TASK INSTRUCTIONS
What is the number of lines in the entries below that include the word "Registered"? Provide the number only.

Records excerpted from a collection:
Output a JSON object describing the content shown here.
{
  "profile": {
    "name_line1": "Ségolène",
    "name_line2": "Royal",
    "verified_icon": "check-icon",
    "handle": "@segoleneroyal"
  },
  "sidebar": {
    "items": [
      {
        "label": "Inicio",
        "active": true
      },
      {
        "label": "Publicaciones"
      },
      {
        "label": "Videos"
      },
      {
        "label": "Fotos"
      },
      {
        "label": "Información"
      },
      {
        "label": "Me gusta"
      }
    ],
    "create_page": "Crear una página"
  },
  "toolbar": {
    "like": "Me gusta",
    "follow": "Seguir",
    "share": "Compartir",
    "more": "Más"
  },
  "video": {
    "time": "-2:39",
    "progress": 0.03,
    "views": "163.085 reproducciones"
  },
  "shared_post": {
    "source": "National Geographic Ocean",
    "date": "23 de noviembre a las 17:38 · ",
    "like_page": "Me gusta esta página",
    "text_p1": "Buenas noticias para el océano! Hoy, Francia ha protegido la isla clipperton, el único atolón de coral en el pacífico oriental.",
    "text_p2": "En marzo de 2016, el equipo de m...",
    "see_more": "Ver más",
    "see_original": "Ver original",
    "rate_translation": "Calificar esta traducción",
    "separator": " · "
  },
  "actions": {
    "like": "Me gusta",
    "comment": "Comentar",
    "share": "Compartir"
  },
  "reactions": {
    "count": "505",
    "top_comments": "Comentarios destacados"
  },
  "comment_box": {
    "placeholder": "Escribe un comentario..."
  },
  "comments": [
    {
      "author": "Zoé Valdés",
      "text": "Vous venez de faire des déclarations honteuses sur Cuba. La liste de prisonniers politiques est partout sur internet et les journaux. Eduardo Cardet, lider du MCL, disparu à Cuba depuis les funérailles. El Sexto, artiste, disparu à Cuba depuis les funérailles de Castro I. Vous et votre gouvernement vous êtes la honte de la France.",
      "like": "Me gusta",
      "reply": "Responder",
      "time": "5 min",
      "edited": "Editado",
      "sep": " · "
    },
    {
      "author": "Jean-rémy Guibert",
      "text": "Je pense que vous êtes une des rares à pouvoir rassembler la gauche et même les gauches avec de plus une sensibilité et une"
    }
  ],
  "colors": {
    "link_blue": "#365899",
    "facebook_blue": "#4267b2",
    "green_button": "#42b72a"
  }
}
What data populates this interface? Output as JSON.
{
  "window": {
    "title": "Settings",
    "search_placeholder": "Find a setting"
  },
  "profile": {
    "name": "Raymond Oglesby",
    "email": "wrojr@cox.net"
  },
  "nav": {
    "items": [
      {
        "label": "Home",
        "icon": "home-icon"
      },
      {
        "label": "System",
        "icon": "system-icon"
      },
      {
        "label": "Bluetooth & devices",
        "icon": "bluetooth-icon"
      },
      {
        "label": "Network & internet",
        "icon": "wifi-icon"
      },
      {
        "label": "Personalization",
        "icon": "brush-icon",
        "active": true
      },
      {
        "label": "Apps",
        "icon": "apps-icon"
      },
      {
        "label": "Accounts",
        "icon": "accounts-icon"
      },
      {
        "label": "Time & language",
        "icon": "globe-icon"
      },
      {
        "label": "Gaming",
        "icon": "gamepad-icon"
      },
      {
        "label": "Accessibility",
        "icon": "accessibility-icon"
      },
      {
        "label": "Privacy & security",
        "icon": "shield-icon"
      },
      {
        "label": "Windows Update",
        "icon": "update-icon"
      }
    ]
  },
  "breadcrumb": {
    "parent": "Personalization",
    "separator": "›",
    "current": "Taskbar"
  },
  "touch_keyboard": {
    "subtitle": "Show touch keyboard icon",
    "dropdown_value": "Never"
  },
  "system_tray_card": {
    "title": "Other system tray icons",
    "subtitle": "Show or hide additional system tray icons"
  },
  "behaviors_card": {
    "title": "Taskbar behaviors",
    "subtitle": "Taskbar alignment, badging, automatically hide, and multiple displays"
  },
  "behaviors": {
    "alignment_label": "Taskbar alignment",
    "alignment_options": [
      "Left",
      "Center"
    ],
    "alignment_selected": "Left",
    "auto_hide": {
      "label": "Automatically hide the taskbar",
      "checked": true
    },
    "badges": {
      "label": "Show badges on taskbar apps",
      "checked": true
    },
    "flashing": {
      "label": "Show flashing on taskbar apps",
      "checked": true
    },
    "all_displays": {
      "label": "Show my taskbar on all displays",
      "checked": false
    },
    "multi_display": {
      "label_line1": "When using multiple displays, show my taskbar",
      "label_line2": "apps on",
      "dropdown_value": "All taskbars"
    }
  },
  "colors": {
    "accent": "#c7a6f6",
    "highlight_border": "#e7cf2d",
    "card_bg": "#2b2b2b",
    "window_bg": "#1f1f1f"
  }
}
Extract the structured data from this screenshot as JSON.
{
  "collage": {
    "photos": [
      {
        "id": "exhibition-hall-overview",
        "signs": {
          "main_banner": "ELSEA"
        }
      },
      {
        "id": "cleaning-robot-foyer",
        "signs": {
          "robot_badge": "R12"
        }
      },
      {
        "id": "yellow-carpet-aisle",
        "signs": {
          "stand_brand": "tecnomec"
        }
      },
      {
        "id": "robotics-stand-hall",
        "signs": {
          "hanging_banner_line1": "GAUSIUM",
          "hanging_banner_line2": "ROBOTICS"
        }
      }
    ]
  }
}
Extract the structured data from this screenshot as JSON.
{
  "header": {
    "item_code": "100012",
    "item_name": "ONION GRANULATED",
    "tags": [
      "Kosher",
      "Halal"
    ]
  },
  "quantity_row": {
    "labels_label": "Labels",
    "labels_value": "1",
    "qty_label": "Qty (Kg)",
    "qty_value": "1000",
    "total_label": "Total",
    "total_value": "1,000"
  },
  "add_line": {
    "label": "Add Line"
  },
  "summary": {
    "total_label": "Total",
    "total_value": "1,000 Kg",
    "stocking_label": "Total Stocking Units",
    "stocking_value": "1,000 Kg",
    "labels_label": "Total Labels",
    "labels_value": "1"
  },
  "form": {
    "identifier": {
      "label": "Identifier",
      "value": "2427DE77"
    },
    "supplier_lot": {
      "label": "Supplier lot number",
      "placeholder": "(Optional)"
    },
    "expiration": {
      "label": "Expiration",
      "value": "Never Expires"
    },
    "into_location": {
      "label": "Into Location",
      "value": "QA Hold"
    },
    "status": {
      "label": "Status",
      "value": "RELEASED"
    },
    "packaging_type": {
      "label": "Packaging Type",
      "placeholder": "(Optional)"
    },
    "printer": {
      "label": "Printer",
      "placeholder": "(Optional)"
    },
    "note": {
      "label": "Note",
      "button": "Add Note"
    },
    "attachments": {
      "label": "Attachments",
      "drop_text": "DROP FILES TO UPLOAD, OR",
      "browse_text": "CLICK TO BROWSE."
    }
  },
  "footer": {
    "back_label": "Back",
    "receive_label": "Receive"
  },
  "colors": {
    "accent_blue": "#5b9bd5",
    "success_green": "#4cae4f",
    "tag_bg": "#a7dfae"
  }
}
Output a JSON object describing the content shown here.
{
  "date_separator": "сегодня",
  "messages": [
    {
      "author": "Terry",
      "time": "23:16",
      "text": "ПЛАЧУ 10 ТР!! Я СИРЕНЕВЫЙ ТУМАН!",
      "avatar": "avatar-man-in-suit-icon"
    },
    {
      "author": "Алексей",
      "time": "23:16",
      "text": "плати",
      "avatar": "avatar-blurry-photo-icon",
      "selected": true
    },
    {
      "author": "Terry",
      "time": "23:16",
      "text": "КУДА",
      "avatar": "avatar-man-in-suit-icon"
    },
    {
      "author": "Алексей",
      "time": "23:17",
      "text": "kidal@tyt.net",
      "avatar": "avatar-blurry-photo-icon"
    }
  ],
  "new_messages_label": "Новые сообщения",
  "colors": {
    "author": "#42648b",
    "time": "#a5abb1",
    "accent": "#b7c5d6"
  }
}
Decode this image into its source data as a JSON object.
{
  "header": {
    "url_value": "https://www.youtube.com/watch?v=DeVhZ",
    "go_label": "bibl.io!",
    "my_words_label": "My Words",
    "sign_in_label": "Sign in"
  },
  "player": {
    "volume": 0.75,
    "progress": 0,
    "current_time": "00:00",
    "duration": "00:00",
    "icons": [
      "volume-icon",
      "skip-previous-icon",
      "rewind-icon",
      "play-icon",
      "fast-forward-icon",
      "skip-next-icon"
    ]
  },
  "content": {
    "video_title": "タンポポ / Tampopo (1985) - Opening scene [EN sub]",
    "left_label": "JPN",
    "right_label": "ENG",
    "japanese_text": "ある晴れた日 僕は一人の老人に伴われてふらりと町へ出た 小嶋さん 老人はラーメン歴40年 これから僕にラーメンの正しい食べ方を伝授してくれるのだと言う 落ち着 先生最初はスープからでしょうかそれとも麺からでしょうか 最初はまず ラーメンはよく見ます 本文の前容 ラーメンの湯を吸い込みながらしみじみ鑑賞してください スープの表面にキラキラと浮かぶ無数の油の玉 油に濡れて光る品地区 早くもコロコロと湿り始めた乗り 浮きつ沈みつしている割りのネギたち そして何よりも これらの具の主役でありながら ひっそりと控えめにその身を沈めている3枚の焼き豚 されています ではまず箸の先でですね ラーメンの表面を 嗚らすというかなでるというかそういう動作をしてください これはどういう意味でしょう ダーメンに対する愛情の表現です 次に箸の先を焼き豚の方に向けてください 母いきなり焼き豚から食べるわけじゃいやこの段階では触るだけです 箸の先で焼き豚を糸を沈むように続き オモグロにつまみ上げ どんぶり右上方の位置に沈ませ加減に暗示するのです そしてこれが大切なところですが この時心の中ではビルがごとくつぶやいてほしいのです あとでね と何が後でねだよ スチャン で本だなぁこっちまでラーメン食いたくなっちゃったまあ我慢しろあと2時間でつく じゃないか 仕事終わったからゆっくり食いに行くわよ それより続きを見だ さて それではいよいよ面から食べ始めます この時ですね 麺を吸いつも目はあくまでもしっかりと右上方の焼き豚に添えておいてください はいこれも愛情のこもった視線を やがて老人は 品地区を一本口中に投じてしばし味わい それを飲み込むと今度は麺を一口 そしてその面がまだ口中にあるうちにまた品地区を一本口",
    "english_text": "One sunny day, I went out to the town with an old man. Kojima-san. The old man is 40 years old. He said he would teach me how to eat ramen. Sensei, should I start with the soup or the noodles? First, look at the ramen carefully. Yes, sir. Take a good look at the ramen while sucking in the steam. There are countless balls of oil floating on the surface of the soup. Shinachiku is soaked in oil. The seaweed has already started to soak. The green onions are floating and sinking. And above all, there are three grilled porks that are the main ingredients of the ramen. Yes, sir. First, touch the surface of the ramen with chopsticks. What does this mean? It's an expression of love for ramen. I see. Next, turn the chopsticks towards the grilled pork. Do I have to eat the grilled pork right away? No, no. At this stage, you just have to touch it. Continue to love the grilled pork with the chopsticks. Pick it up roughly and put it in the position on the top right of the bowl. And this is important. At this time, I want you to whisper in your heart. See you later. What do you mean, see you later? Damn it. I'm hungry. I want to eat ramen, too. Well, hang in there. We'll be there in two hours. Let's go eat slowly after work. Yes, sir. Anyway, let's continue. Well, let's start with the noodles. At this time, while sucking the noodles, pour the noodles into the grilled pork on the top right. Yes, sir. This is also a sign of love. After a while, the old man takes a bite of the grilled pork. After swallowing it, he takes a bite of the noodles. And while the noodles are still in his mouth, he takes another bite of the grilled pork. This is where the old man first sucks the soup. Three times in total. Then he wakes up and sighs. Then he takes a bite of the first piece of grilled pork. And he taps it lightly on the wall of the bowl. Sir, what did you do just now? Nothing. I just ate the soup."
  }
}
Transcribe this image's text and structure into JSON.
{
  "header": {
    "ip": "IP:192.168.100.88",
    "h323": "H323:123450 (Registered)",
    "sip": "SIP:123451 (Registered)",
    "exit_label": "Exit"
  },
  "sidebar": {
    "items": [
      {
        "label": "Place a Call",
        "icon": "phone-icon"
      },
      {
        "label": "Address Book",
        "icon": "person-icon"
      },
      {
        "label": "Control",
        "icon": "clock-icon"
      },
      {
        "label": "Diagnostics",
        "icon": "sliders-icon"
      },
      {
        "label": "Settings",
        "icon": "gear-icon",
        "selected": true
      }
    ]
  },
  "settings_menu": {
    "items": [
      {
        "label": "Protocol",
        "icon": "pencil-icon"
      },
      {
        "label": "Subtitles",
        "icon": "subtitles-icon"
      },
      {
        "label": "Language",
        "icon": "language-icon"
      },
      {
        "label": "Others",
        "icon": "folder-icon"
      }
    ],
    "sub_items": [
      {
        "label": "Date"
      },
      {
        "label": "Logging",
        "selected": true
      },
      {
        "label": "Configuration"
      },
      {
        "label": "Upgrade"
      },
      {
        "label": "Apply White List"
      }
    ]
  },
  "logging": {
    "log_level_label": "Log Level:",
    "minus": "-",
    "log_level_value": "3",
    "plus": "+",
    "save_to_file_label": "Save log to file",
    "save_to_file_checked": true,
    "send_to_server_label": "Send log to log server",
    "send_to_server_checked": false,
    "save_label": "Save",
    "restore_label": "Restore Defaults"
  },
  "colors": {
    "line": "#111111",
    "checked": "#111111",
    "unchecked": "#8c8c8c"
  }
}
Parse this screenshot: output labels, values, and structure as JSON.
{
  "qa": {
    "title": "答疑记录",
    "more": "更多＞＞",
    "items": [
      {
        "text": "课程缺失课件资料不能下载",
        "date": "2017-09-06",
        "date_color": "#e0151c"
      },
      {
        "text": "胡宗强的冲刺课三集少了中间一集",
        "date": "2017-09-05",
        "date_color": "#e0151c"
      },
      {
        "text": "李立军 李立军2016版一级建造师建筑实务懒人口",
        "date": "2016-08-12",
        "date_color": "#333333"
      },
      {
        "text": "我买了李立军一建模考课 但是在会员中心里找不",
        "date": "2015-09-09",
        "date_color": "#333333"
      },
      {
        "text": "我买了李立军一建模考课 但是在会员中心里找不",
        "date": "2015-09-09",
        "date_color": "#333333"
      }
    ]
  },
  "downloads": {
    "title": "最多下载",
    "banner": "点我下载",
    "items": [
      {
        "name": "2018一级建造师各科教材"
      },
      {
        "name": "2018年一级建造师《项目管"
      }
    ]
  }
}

ANSWER TO THE PROBLEM
2